Stored dataset items:
* * *
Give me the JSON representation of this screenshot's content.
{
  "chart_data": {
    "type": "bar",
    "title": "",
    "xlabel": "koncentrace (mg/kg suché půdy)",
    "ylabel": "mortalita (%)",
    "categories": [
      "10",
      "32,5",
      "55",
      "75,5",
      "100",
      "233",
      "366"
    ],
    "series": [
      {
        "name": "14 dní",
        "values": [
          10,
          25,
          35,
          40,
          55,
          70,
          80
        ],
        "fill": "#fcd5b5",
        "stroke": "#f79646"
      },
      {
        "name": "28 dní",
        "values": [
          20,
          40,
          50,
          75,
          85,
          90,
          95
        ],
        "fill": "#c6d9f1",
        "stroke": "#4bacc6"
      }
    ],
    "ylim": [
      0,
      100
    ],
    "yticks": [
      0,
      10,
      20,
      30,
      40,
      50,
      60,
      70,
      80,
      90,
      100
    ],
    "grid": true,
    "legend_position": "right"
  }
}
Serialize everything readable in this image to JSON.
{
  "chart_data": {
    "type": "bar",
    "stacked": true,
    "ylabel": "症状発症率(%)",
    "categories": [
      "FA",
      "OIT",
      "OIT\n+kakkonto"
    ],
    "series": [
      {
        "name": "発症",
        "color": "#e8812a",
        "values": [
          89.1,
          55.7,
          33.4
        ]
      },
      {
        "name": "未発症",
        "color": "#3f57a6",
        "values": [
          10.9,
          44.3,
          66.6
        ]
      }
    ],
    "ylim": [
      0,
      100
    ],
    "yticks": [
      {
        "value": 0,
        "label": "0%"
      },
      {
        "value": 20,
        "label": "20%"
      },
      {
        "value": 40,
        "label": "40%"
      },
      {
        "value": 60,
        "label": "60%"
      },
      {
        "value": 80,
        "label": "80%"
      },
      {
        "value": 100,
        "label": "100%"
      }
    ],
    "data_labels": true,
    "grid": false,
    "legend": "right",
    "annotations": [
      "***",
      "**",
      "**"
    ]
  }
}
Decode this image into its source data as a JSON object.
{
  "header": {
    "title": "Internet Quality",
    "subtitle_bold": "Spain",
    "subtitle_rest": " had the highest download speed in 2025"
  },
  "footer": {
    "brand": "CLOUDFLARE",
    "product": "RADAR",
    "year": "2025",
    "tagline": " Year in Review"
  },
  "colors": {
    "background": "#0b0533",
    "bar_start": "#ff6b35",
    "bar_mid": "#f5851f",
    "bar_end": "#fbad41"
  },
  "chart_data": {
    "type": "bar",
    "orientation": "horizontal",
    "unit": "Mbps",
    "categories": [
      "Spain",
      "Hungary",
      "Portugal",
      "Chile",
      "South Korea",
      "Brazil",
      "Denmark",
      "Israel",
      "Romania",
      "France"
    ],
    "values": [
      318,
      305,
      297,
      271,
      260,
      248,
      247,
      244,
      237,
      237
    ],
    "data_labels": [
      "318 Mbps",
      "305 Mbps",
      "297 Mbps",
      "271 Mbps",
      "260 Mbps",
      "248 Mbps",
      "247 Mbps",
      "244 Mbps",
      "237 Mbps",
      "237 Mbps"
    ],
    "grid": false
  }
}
* * *
Task statement: Each record above should be returned exactly as it appears.

Written response:
Give me the JSON representation of this screenshot's content.
{
  "chart_data": {
    "type": "bar",
    "title": "",
    "xlabel": "koncentrace (mg/kg suché půdy)",
    "ylabel": "mortalita (%)",
    "categories": [
      "10",
      "32,5",
      "55",
      "75,5",
      "100",
      "233",
      "366"
    ],
    "series": [
      {
        "name": "14 dní",
        "values": [
          10,
          25,
          35,
          40,
          55,
          70,
          80
        ],
        "fill": "#fcd5b5",
        "stroke": "#f79646"
      },
      {
        "name": "28 dní",
        "values": [
          20,
          40,
          50,
          75,
          85,
          90,
          95
        ],
        "fill": "#c6d9f1",
        "stroke": "#4bacc6"
      }
    ],
    "ylim": [
      0,
      100
    ],
    "yticks": [
      0,
      10,
      20,
      30,
      40,
      50,
      60,
      70,
      80,
      90,
      100
    ],
    "grid": true,
    "legend_position": "right"
  }
}
Serialize everything readable in this image to JSON.
{
  "chart_data": {
    "type": "bar",
    "stacked": true,
    "ylabel": "症状発症率(%)",
    "categories": [
      "FA",
      "OIT",
      "OIT\n+kakkonto"
    ],
    "series": [
      {
        "name": "発症",
        "color": "#e8812a",
        "values": [
          89.1,
          55.7,
          33.4
        ]
      },
      {
        "name": "未発症",
        "color": "#3f57a6",
        "values": [
          10.9,
          44.3,
          66.6
        ]
      }
    ],
    "ylim": [
      0,
      100
    ],
    "yticks": [
      {
        "value": 0,
        "label": "0%"
      },
      {
        "value": 20,
        "label": "20%"
      },
      {
        "value": 40,
        "label": "40%"
      },
      {
        "value": 60,
        "label": "60%"
      },
      {
        "value": 80,
        "label": "80%"
      },
      {
        "value": 100,
        "label": "100%"
      }
    ],
    "data_labels": true,
    "grid": false,
    "legend": "right",
    "annotations": [
      "***",
      "**",
      "**"
    ]
  }
}
Decode this image into its source data as a JSON object.
{
  "header": {
    "title": "Internet Quality",
    "subtitle_bold": "Spain",
    "subtitle_rest": " had the highest download speed in 2025"
  },
  "footer": {
    "brand": "CLOUDFLARE",
    "product": "RADAR",
    "year": "2025",
    "tagline": " Year in Review"
  },
  "colors": {
    "background": "#0b0533",
    "bar_start": "#ff6b35",
    "bar_mid": "#f5851f",
    "bar_end": "#fbad41"
  },
  "chart_data": {
    "type": "bar",
    "orientation": "horizontal",
    "unit": "Mbps",
    "categories": [
      "Spain",
      "Hungary",
      "Portugal",
      "Chile",
      "South Korea",
      "Brazil",
      "Denmark",
      "Israel",
      "Romania",
      "France"
    ],
    "values": [
      318,
      305,
      297,
      271,
      260,
      248,
      247,
      244,
      237,
      237
    ],
    "data_labels": [
      "318 Mbps",
      "305 Mbps",
      "297 Mbps",
      "271 Mbps",
      "260 Mbps",
      "248 Mbps",
      "247 Mbps",
      "244 Mbps",
      "237 Mbps",
      "237 Mbps"
    ],
    "grid": false
  }
}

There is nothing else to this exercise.